[Begin Provided text]
The example above annotates a scatter plot by drawing a red rectangle with 20% transparency (controlled by alpha) around the cluster of colleges with high costs, high net tuition, and low admissions rates.

Question #4: Use the subset() function to create a data frame containing only colleges located in the state of Iowa. Using these data, create a box plot of admissions rates, rename the x-axis label to “Admissions Rate”, and add a text annotation above the outlier saying “Grinnell”.

\(~\)

Scales

Scales map values in the data space to the aesthetic space (ie: where and how should data with Adm_Rate=0.2, Cost=40000, and Net_Tuition=10000 appear on the graphic?).

Scales can be modified by adding layers using functions whose names follow the general format: “scale_aesthetic_function()”. Shown below are a few examples:

## Default Scales
ggplot(data = colleges, mapping = aes(x = Cost, y = Net_Tuition, color = Adm_Rate)) +
  geom_point()

## Put cost (the "x" aesthetic) on the log2 scale
ggplot(data = colleges, mapping = aes(x = Cost, y = Net_Tuition, color = Adm_Rate)) +
  geom_point() +
  scale_x_continuous(transform= "log2")

## Use a gradient from purple to yellow to display Adm_Rate
ggplot(data = colleges, mapping = aes(x = Cost, y = Net_Tuition, color = Adm_Rate)) +
  geom_point() +
  scale_color_gradient(low = "purple", high = "yellow")

## Use the popular "viridis" color scale, reversing the default direction via "-1"
ggplot(data = colleges, mapping = aes(x = Cost, y = Net_Tuition, color = Adm_Rate)) +
  geom_point() +
  scale_color_continuous(type = "viridis", direction = -1)

There are two things you should note at this point:

There are variants of scale functions depending upon the type of the variable being used by that aesthetic. In these examples, scale_color_continuous() is used because “Adm_Rate” is a continuous numeric variable. However, if colors were being determined by a character string you’d want to use scale_color_brewer() instead (or one of the related color scale functions designed for discrete variables).
The color aesthetic is not synonymous with all of the color you see on the graph. For example, the fill aesthetic can be used to add color to a bar chart, and you must use a function like scale_fill_brewer() to change the fill color.

Question #5: Create a 2-dimensional filled density plot (using geom_density_2d_filled()) with the aesthetics “x = Adm_Rate” and “y = Net_Tuition” using the “viridis” color scale and a “reverse” x-axis that goes from 1.00 to 0.00. Then, write a sentence or two describing the combinations of admissions rate and net tuition that occur most frequently among US colleges.

\(~\)
[End Provided text]
[Begin Information supplied]
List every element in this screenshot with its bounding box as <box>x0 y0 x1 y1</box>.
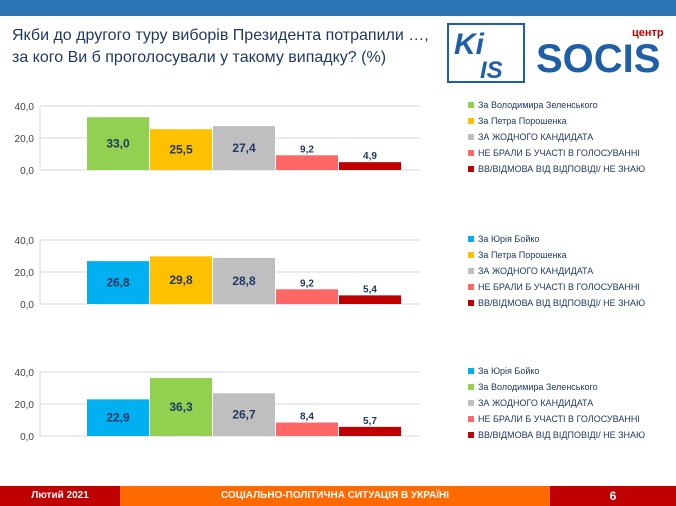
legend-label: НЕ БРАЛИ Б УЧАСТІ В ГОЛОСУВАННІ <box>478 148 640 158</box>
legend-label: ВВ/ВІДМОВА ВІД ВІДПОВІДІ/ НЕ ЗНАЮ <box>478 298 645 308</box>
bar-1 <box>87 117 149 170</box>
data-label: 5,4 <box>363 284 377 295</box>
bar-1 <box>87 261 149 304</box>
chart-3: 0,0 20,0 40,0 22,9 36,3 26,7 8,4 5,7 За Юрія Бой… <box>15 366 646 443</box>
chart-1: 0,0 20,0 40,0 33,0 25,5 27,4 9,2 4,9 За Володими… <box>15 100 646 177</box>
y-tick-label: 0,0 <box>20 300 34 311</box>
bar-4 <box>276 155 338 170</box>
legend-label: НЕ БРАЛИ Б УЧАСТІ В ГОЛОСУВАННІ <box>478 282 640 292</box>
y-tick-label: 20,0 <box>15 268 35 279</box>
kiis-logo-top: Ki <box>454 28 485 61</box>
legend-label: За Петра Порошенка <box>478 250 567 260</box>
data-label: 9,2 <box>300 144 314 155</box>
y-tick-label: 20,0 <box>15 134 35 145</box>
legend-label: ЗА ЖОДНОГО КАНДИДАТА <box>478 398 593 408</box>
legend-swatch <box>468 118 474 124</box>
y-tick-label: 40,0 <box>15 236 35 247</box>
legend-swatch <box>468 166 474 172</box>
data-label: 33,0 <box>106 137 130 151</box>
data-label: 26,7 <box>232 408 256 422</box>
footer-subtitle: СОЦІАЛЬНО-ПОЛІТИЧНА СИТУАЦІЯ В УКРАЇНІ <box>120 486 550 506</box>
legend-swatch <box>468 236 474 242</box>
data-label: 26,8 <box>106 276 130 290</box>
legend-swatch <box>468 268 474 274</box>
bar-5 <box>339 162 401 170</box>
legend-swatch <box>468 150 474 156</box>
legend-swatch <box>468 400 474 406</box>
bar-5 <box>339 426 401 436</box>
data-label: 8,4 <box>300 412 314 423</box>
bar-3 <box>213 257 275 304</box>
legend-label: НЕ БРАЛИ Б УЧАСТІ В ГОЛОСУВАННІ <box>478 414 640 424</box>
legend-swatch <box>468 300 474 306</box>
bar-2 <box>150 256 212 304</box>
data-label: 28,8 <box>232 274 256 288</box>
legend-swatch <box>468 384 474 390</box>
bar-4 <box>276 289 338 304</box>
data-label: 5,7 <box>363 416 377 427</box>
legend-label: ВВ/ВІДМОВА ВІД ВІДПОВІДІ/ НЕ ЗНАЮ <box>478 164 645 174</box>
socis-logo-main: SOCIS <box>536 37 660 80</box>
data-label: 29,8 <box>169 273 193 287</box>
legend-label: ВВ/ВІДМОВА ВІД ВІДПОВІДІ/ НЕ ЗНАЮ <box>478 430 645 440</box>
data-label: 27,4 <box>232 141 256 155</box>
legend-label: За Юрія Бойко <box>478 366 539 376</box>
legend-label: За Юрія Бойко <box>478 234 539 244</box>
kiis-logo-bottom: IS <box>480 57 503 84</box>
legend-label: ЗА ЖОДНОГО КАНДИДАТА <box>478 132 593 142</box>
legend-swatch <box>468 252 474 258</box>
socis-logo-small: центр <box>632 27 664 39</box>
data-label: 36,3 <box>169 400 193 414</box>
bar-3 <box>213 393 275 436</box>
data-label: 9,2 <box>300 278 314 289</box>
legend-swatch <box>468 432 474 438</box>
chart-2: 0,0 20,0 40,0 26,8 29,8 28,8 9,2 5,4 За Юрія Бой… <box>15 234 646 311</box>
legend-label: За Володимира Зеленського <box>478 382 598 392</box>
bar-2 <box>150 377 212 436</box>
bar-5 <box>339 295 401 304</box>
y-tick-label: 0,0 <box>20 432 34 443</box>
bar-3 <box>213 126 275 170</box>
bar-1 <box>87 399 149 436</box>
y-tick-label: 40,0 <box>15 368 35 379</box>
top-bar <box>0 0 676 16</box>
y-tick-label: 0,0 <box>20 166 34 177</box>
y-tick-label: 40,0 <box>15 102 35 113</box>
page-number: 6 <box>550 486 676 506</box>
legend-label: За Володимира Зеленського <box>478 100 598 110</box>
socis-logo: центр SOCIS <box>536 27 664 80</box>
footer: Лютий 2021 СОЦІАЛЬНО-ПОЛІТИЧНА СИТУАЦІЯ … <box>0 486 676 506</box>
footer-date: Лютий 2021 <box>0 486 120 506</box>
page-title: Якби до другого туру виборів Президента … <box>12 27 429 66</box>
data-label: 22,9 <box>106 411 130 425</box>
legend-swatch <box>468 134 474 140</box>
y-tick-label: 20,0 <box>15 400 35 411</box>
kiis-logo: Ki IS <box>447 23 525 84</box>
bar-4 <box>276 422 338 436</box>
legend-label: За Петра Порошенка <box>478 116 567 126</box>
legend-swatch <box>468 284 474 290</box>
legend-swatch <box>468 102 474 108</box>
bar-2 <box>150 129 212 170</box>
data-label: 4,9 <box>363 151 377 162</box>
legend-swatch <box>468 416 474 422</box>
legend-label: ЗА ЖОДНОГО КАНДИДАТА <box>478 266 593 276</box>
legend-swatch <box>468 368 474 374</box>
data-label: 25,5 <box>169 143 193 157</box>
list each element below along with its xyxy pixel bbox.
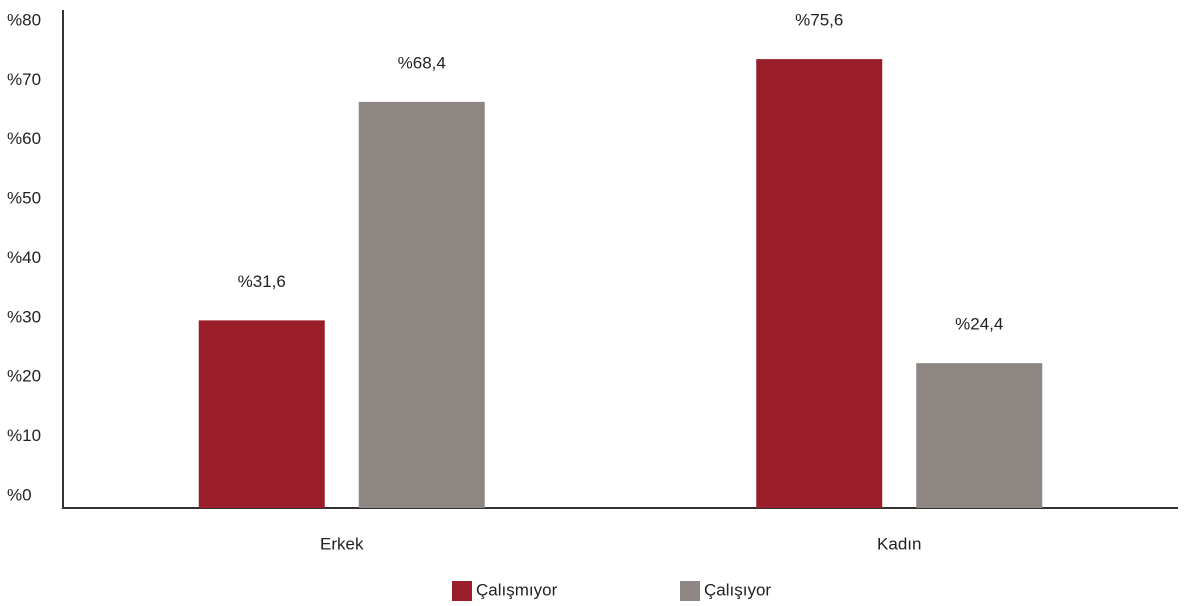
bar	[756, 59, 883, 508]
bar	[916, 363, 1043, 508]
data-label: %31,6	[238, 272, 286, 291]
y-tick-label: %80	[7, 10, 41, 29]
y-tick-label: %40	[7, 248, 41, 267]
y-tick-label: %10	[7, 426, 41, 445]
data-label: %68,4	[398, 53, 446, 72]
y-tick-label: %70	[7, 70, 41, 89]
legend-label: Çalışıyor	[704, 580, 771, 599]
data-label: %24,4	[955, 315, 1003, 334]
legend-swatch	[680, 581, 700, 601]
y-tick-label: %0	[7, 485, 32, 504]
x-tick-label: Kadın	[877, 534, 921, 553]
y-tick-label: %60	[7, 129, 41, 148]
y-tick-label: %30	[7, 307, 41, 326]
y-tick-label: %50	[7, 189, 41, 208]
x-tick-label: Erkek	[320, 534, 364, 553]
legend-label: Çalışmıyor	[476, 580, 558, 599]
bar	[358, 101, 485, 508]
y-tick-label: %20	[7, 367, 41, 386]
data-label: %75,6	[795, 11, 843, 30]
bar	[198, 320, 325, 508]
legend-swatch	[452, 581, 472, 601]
[End Information supplied]
» **The tasks**
1. In the ggplot tutorial, which scale function should you use when colors are determined by a character string?
2. Using the ggplot tutorial, explain why the examples use scale_color_continuous() to set the color scale.
3. Continue the ggplot tutorial from the point where it stops.

» **Answers**
1. You should use scale_color_brewer(), or one of the related color scale functions designed for discrete variables.

2. Scale functions come in variants that depend on the type of variable the aesthetic uses. The examples use scale_color_continuous() because "Adm_Rate", which sets the color, is a continuous numeric variable.

3.
Stats

Sometimes we’d like to display a statistical transformation (mean, error bars, etc.) alongside the data itself. While this could be accomplished by creating a separate data frame, it’s generally better to use a stat_ function:

ggplot(data = colleges[1:30,], mapping = aes(x = Net_Tuition, y = Private)) +
  geom_point() + 
  stat_summary(fun = mean, geom = "point", color = "red", size = 3) +
  stat_summary(fun.data = mean_se, geom = "errorbar", color = "red")

The example above adds error bars at 1 standard error above and below the mean net tuition cost of for the private and public colleges in the first 30 rows of the colleges data frame.

Notice how the first instance of stat_summary() uses the fun argument (a simple option designed to return a single number/vector), while the second uses the fun.data argument (a complex option designed to return a data frame, which contains the lower and upper endpoints of the interval in this example).

Question #6: Using the data subset containing only colleges located in Iowa (you created this in Question #4), create a graph similar to the example above but using the arguments geom = "linerange", alpha = 0.3, size = 4, and color = "red" to depict 1 standard error above/below the means of private and public colleges.

\(~\)

Facets

Relying on large numbers of aesthetics to include additional variables on a graph can quickly become overwhelming. Facets allow you to display multiple side-by-side graphs according to one or more categorical variables.

facet_wrap() is designed to display the data broken by a single categorical variable
facet_grid() is designed to display the data broken by all combinations of two categorical variables

Two examples of faceting are shown below:

## create a subset for example purposes
reduced_colleges = subset(colleges, Region %in% c("Great Lakes", "Far West", "Plains"))

## facet_wrap
ggplot(data = reduced_colleges, mapping = aes(x = Cost)) +
  geom_density() +
  facet_wrap(~Region, nrow = 1)

## facet_grid
ggplot(data = reduced_colleges, mapping = aes(x = Cost)) +
  geom_density() +
  facet_grid(Private~Region)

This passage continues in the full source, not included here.